• **Stored data**
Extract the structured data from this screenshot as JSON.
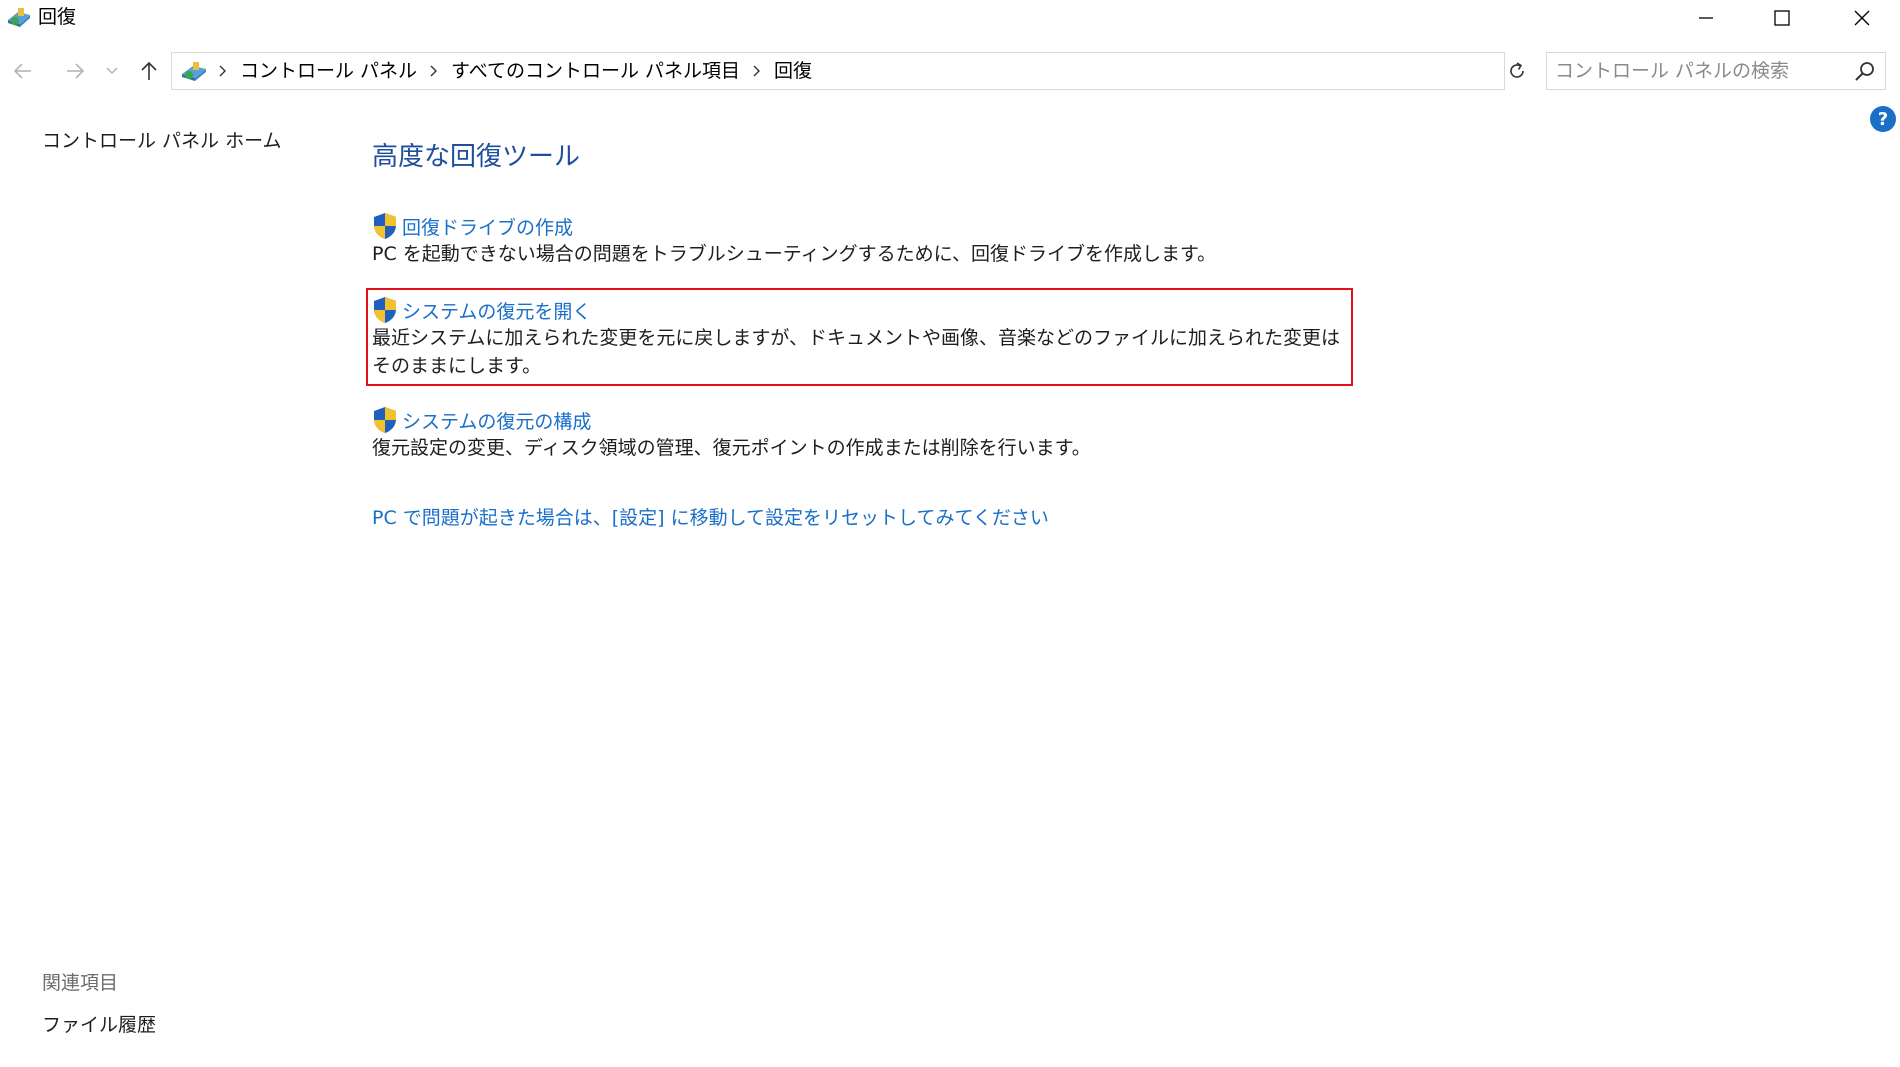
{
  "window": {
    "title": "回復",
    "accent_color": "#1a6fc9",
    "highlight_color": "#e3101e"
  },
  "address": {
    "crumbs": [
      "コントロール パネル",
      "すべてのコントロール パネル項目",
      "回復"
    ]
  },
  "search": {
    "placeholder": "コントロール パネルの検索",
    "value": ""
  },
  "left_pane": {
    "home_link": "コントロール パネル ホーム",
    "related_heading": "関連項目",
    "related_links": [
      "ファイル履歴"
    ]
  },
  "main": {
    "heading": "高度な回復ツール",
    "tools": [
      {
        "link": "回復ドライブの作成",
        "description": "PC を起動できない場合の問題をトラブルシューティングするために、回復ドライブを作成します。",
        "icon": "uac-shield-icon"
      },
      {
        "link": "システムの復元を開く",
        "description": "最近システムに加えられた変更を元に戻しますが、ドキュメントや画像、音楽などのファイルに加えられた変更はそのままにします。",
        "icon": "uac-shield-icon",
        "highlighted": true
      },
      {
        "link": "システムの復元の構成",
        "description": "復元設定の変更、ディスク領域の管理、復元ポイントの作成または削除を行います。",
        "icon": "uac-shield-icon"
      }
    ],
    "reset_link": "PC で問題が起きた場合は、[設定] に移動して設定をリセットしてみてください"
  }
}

==

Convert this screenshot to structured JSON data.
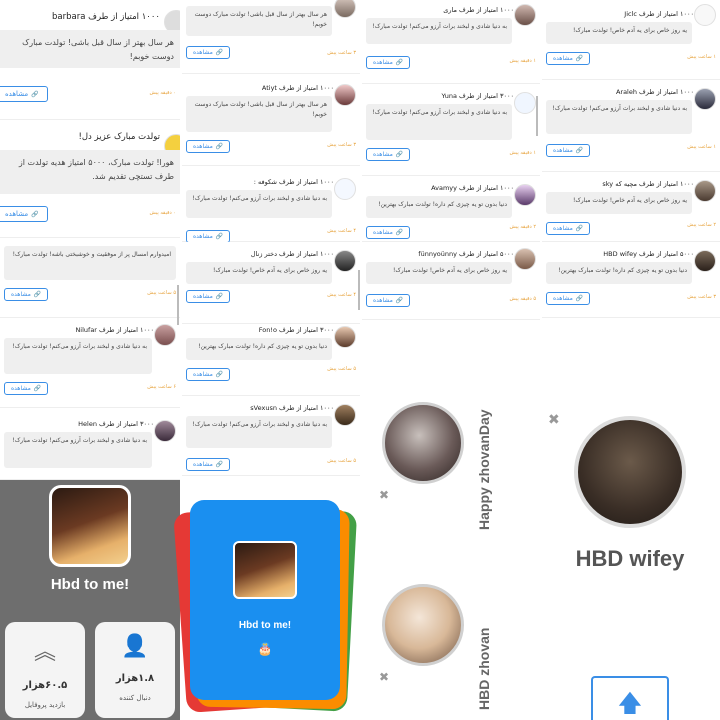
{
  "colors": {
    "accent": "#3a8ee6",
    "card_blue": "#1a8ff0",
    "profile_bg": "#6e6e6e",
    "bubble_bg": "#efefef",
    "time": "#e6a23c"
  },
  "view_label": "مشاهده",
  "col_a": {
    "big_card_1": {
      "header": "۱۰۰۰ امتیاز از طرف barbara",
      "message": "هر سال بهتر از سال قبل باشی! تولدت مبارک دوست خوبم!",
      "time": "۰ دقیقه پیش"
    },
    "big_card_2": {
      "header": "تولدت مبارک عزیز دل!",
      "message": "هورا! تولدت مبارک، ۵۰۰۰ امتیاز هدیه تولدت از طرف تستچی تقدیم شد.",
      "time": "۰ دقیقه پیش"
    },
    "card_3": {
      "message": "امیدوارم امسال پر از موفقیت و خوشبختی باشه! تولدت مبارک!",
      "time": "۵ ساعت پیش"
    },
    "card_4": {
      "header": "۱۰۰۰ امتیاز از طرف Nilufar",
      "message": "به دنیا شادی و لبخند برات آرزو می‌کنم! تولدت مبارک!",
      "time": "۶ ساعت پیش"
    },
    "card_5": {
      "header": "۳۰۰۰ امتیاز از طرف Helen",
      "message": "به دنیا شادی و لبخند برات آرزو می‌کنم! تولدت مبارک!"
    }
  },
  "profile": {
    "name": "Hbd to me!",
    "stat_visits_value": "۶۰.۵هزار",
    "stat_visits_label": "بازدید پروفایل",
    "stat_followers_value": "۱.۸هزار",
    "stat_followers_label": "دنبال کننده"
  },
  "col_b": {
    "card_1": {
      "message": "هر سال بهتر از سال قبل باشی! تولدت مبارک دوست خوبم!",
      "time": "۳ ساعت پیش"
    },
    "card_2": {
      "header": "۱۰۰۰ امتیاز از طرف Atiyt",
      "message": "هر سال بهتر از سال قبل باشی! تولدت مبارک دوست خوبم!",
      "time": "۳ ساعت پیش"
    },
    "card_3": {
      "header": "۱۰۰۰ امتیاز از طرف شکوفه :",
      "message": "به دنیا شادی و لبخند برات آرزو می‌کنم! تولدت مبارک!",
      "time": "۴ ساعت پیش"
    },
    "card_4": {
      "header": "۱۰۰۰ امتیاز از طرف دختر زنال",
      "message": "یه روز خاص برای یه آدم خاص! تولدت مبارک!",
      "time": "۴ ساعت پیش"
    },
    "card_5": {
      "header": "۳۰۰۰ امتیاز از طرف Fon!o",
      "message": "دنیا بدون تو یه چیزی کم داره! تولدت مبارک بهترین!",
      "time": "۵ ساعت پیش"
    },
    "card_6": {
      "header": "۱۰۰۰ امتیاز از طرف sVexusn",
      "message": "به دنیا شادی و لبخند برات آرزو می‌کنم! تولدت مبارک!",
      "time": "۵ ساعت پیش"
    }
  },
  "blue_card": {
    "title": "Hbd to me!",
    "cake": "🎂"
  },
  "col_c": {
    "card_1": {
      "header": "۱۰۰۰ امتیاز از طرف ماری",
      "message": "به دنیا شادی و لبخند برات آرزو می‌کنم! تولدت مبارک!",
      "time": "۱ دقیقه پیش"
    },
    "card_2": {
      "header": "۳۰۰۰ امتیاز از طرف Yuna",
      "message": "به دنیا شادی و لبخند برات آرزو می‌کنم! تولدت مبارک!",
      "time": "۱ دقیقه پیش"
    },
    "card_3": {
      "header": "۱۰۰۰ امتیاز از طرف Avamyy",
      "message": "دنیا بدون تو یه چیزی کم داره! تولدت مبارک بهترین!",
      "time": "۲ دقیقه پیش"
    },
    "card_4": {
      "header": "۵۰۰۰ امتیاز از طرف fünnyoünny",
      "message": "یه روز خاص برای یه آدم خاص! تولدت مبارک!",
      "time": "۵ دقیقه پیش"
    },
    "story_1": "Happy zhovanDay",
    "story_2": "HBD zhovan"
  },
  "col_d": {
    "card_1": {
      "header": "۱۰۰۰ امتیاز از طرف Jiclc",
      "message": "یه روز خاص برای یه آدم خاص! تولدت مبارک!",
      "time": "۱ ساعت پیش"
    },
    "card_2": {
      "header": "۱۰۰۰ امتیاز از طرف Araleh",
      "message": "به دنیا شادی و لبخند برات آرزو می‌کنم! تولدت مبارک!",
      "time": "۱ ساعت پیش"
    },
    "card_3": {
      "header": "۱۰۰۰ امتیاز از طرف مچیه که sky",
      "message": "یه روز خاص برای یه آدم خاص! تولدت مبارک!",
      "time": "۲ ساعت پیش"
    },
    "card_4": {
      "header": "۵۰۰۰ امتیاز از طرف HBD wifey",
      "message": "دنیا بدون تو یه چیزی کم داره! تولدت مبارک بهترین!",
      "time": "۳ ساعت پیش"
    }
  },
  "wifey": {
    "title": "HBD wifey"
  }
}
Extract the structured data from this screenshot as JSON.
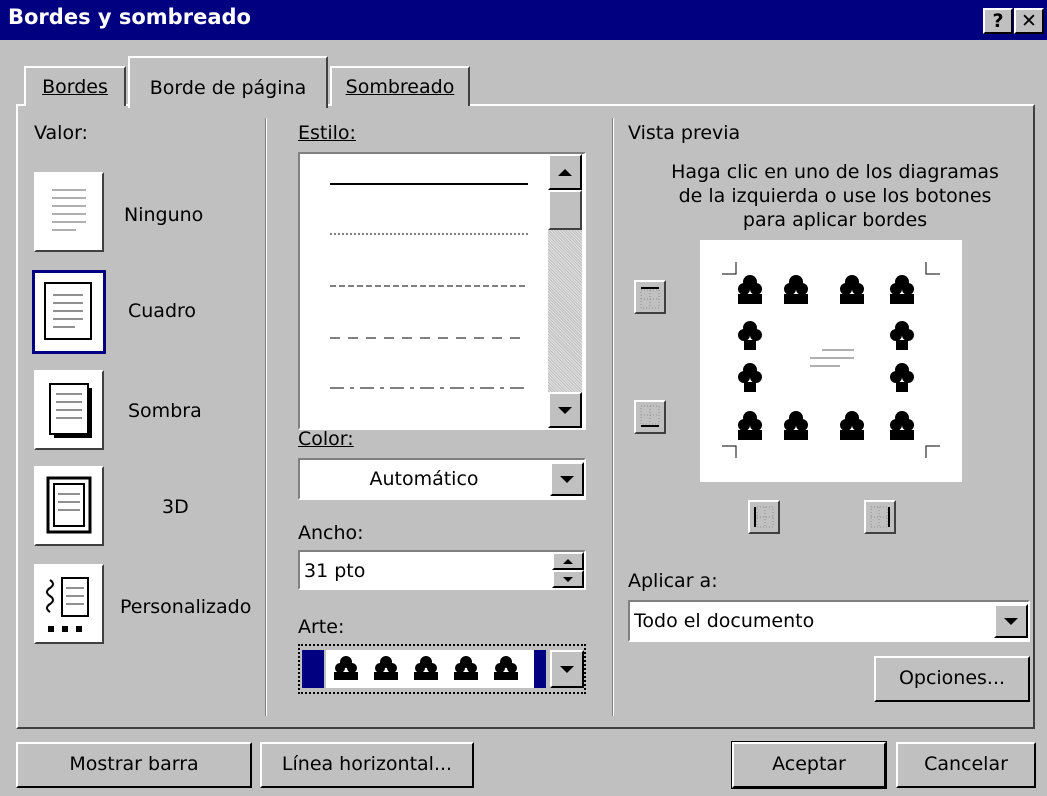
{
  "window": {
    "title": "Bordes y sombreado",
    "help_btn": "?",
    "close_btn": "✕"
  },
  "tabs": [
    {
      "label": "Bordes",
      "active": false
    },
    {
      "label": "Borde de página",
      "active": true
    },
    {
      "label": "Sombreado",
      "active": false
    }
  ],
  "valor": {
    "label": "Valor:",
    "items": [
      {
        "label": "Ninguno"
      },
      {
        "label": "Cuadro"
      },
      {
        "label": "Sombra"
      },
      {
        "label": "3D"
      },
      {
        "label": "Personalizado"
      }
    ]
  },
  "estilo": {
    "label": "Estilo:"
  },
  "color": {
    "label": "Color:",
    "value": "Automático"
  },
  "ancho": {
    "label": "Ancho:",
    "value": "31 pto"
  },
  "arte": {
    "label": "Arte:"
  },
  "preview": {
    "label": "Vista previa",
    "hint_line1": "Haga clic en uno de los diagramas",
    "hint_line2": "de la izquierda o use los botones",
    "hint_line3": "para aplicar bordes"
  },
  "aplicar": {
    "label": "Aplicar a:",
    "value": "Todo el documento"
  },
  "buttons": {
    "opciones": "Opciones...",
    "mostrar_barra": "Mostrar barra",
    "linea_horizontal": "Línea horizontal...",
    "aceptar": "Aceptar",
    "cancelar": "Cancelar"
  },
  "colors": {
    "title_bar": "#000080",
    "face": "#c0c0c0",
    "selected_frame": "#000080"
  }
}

• **Task to complete**
In the entries above, locate every line with the word "description" and copy it.

• **Expected answer**
        "description": "PC を起動できない場合の問題をトラブルシューティングするために、回復ドライブを作成します。",
        "description": "最近システムに加えられた変更を元に戻しますが、ドキュメントや画像、音楽などのファイルに加えられた変更はそのままにします。",
        "description": "復元設定の変更、ディスク領域の管理、復元ポイントの作成または削除を行います。",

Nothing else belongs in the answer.